> _Set problem_: Reproduce verbatim the span of the Evercade blog excerpt that opens with the words containing "We've already got" and closes with "marginally more professionally.".

> _Provided passage_:
As you hopefully know, I do a lot of the blog posts on the Evercade website. I had a small flash of inspiration the other day for a recurring series of posts where I and the other chap who has started contributing to the site alternate between just doing a grab bag of our favourites from the library. No particular theme, just "here's five games I, personally, like, and think you should spend some time with".

We've already got this week's blog post covered, so I thought I would use today to shamelessly pinch my own formula — and I'm making no promises that I won't pick these exact five for the first time I do the new feature over on the Evercade site. If I do, I will probably talk about them marginally more professionally.

But for now, dear reader, with apologies to Rob of the excellent Beyond the Scanlines YouTube channel, here are Five Evercade Games I Just Think Are Neat. Note that these are not "the five best games on Evercade", they're just five arbitrarily chosen games that I particularly like. So if I missed your favourite, don't worry; I probably like it too.

> _Record extracts_:
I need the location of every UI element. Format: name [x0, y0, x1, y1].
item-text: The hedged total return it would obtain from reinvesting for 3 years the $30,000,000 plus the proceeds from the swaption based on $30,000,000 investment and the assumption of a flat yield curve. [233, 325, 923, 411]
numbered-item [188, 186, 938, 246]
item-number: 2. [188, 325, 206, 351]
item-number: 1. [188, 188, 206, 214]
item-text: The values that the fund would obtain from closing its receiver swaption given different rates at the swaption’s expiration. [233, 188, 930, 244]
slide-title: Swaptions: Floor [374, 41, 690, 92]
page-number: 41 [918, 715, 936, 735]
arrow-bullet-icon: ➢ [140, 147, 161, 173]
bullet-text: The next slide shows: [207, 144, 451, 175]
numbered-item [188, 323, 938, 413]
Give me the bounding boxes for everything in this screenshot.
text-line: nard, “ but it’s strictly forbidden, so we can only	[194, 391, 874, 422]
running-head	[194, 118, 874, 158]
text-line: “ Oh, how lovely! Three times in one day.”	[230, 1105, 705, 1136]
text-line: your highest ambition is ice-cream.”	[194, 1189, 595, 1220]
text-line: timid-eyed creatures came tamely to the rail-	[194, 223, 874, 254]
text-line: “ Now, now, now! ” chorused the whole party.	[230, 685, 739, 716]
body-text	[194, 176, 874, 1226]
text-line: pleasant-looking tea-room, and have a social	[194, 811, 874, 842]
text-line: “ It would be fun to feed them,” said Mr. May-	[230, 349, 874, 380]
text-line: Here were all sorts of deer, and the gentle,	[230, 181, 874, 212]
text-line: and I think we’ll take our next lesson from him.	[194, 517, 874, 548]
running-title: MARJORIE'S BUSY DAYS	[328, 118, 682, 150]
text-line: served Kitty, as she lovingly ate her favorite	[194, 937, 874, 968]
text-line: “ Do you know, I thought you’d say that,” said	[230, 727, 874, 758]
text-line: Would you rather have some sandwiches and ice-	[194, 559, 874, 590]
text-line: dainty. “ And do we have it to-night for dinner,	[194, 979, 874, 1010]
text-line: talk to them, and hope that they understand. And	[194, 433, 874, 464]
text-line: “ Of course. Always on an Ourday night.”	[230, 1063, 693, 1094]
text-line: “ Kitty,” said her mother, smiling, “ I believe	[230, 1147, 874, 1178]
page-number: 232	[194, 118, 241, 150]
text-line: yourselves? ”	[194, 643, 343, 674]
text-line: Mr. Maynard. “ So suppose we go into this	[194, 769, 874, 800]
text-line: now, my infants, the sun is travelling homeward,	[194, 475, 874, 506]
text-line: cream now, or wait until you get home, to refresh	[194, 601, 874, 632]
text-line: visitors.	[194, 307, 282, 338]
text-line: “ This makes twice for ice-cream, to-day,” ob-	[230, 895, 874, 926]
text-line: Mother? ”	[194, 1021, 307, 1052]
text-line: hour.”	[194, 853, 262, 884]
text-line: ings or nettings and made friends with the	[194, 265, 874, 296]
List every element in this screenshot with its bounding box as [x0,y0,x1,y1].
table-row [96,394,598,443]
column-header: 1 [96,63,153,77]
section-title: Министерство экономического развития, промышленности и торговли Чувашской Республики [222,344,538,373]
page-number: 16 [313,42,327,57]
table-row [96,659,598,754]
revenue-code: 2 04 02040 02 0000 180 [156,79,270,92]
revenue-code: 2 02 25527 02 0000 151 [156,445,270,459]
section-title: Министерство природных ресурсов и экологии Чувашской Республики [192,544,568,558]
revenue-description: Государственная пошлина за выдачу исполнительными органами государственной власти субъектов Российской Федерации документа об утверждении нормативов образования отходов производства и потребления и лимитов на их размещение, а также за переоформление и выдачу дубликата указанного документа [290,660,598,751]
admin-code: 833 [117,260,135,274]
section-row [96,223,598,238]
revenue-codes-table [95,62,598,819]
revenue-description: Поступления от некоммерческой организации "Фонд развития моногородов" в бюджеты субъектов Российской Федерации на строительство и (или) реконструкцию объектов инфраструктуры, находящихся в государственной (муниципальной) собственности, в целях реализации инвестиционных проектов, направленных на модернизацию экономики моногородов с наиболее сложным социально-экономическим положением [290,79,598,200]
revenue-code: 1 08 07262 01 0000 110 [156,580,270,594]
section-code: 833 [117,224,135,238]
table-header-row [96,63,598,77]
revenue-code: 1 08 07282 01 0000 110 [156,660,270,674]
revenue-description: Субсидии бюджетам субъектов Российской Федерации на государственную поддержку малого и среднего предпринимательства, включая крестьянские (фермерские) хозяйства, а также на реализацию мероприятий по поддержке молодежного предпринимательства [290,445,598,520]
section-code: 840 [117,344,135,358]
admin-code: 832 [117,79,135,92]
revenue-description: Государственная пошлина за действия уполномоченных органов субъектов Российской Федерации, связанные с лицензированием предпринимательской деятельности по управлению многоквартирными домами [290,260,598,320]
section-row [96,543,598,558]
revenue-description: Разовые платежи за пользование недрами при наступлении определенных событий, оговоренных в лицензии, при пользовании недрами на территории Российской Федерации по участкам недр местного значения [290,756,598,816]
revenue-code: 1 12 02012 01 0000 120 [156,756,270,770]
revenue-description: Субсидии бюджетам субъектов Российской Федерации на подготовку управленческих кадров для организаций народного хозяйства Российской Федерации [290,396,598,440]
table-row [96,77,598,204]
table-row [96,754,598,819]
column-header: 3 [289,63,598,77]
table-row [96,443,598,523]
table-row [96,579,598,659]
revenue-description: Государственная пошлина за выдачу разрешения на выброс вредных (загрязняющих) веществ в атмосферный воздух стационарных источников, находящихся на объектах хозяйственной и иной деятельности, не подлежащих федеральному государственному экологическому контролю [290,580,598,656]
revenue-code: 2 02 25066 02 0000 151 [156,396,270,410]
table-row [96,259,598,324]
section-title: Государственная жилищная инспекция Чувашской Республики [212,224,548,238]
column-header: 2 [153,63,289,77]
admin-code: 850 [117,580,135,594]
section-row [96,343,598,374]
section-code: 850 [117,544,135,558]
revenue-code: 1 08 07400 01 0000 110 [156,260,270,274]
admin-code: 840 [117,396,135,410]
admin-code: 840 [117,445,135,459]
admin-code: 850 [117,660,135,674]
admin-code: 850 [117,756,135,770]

> _Solution for this task_:
We've already got this week's blog post covered, so I thought I would use today to shamelessly pinch my own formula — and I'm making no promises that I won't pick these exact five for the first time I do the new feature over on the Evercade site. If I do, I will probably talk about them marginally more professionally.